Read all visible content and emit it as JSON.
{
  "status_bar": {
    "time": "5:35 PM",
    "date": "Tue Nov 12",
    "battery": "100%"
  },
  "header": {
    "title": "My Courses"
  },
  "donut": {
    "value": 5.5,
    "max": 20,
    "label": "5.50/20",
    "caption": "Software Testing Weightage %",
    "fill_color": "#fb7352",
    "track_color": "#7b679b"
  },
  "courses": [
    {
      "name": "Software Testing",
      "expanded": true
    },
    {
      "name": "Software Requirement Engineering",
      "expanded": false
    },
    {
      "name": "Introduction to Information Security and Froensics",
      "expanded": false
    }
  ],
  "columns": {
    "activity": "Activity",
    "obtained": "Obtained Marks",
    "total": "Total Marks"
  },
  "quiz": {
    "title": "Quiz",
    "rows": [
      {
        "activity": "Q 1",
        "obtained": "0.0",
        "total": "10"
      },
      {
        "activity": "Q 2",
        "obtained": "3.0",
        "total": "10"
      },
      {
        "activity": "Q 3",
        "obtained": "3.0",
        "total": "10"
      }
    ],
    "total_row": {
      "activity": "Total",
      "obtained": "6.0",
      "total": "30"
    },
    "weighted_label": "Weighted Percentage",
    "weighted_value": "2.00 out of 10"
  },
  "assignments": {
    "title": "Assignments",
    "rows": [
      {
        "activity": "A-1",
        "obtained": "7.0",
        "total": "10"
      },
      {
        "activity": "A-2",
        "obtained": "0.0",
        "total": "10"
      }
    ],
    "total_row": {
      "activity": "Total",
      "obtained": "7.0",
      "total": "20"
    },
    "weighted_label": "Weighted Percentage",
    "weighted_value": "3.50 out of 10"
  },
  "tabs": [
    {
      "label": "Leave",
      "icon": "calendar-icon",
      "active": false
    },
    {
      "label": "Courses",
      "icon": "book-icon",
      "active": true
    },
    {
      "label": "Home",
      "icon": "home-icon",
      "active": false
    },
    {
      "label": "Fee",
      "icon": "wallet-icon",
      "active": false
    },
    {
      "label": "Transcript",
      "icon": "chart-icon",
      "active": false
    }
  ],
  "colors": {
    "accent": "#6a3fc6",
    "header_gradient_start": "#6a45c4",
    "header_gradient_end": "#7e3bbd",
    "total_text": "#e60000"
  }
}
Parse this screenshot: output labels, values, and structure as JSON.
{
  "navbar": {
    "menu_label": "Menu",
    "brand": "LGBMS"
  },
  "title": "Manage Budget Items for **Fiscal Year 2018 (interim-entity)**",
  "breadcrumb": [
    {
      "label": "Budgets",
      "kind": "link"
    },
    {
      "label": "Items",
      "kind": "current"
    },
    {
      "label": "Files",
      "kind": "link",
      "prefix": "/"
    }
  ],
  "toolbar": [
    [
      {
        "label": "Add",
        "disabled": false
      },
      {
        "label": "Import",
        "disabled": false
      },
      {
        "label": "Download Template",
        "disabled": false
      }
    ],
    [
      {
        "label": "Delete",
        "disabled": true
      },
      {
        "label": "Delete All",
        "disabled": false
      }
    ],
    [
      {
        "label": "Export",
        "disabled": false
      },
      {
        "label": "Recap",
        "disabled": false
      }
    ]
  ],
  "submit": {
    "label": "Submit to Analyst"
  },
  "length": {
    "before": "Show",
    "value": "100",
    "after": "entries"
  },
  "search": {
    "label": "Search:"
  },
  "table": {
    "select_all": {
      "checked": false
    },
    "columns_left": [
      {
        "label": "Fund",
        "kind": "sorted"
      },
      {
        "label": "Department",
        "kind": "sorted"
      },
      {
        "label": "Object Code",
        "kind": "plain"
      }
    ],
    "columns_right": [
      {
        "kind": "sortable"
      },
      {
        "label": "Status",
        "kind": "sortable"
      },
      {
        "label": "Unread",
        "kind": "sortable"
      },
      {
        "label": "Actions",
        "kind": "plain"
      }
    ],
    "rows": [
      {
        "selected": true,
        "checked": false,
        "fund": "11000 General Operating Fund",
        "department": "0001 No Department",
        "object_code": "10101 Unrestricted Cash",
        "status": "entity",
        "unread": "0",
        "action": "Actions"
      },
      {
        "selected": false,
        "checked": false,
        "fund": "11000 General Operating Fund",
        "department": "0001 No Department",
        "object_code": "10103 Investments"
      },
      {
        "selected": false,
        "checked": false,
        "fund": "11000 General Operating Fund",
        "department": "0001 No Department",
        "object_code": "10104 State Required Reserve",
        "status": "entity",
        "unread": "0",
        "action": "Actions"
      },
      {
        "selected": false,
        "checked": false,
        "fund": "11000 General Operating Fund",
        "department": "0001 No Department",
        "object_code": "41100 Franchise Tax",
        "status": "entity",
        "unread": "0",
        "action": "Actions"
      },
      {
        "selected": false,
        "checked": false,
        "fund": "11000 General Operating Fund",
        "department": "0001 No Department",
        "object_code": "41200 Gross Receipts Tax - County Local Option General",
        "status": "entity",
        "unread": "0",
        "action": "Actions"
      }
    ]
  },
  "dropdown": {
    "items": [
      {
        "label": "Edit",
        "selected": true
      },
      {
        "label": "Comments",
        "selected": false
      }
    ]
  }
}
★ ★ ★
Transcribe the data. Leave every line exactly as it is.

Read all visible content and emit it as JSON.
{
  "status_bar": {
    "time": "5:35 PM",
    "date": "Tue Nov 12",
    "battery": "100%"
  },
  "header": {
    "title": "My Courses"
  },
  "donut": {
    "value": 5.5,
    "max": 20,
    "label": "5.50/20",
    "caption": "Software Testing Weightage %",
    "fill_color": "#fb7352",
    "track_color": "#7b679b"
  },
  "courses": [
    {
      "name": "Software Testing",
      "expanded": true
    },
    {
      "name": "Software Requirement Engineering",
      "expanded": false
    },
    {
      "name": "Introduction to Information Security and Froensics",
      "expanded": false
    }
  ],
  "columns": {
    "activity": "Activity",
    "obtained": "Obtained Marks",
    "total": "Total Marks"
  },
  "quiz": {
    "title": "Quiz",
    "rows": [
      {
        "activity": "Q 1",
        "obtained": "0.0",
        "total": "10"
      },
      {
        "activity": "Q 2",
        "obtained": "3.0",
        "total": "10"
      },
      {
        "activity": "Q 3",
        "obtained": "3.0",
        "total": "10"
      }
    ],
    "total_row": {
      "activity": "Total",
      "obtained": "6.0",
      "total": "30"
    },
    "weighted_label": "Weighted Percentage",
    "weighted_value": "2.00 out of 10"
  },
  "assignments": {
    "title": "Assignments",
    "rows": [
      {
        "activity": "A-1",
        "obtained": "7.0",
        "total": "10"
      },
      {
        "activity": "A-2",
        "obtained": "0.0",
        "total": "10"
      }
    ],
    "total_row": {
      "activity": "Total",
      "obtained": "7.0",
      "total": "20"
    },
    "weighted_label": "Weighted Percentage",
    "weighted_value": "3.50 out of 10"
  },
  "tabs": [
    {
      "label": "Leave",
      "icon": "calendar-icon",
      "active": false
    },
    {
      "label": "Courses",
      "icon": "book-icon",
      "active": true
    },
    {
      "label": "Home",
      "icon": "home-icon",
      "active": false
    },
    {
      "label": "Fee",
      "icon": "wallet-icon",
      "active": false
    },
    {
      "label": "Transcript",
      "icon": "chart-icon",
      "active": false
    }
  ],
  "colors": {
    "accent": "#6a3fc6",
    "header_gradient_start": "#6a45c4",
    "header_gradient_end": "#7e3bbd",
    "total_text": "#e60000"
  }
}
Parse this screenshot: output labels, values, and structure as JSON.
{
  "navbar": {
    "menu_label": "Menu",
    "brand": "LGBMS"
  },
  "title": "Manage Budget Items for **Fiscal Year 2018 (interim-entity)**",
  "breadcrumb": [
    {
      "label": "Budgets",
      "kind": "link"
    },
    {
      "label": "Items",
      "kind": "current"
    },
    {
      "label": "Files",
      "kind": "link",
      "prefix": "/"
    }
  ],
  "toolbar": [
    [
      {
        "label": "Add",
        "disabled": false
      },
      {
        "label": "Import",
        "disabled": false
      },
      {
        "label": "Download Template",
        "disabled": false
      }
    ],
    [
      {
        "label": "Delete",
        "disabled": true
      },
      {
        "label": "Delete All",
        "disabled": false
      }
    ],
    [
      {
        "label": "Export",
        "disabled": false
      },
      {
        "label": "Recap",
        "disabled": false
      }
    ]
  ],
  "submit": {
    "label": "Submit to Analyst"
  },
  "length": {
    "before": "Show",
    "value": "100",
    "after": "entries"
  },
  "search": {
    "label": "Search:"
  },
  "table": {
    "select_all": {
      "checked": false
    },
    "columns_left": [
      {
        "label": "Fund",
        "kind": "sorted"
      },
      {
        "label": "Department",
        "kind": "sorted"
      },
      {
        "label": "Object Code",
        "kind": "plain"
      }
    ],
    "columns_right": [
      {
        "kind": "sortable"
      },
      {
        "label": "Status",
        "kind": "sortable"
      },
      {
        "label": "Unread",
        "kind": "sortable"
      },
      {
        "label": "Actions",
        "kind": "plain"
      }
    ],
    "rows": [
      {
        "selected": true,
        "checked": false,
        "fund": "11000 General Operating Fund",
        "department": "0001 No Department",
        "object_code": "10101 Unrestricted Cash",
        "status": "entity",
        "unread": "0",
        "action": "Actions"
      },
      {
        "selected": false,
        "checked": false,
        "fund": "11000 General Operating Fund",
        "department": "0001 No Department",
        "object_code": "10103 Investments"
      },
      {
        "selected": false,
        "checked": false,
        "fund": "11000 General Operating Fund",
        "department": "0001 No Department",
        "object_code": "10104 State Required Reserve",
        "status": "entity",
        "unread": "0",
        "action": "Actions"
      },
      {
        "selected": false,
        "checked": false,
        "fund": "11000 General Operating Fund",
        "department": "0001 No Department",
        "object_code": "41100 Franchise Tax",
        "status": "entity",
        "unread": "0",
        "action": "Actions"
      },
      {
        "selected": false,
        "checked": false,
        "fund": "11000 General Operating Fund",
        "department": "0001 No Department",
        "object_code": "41200 Gross Receipts Tax - County Local Option General",
        "status": "entity",
        "unread": "0",
        "action": "Actions"
      }
    ]
  },
  "dropdown": {
    "items": [
      {
        "label": "Edit",
        "selected": true
      },
      {
        "label": "Comments",
        "selected": false
      }
    ]
  }
}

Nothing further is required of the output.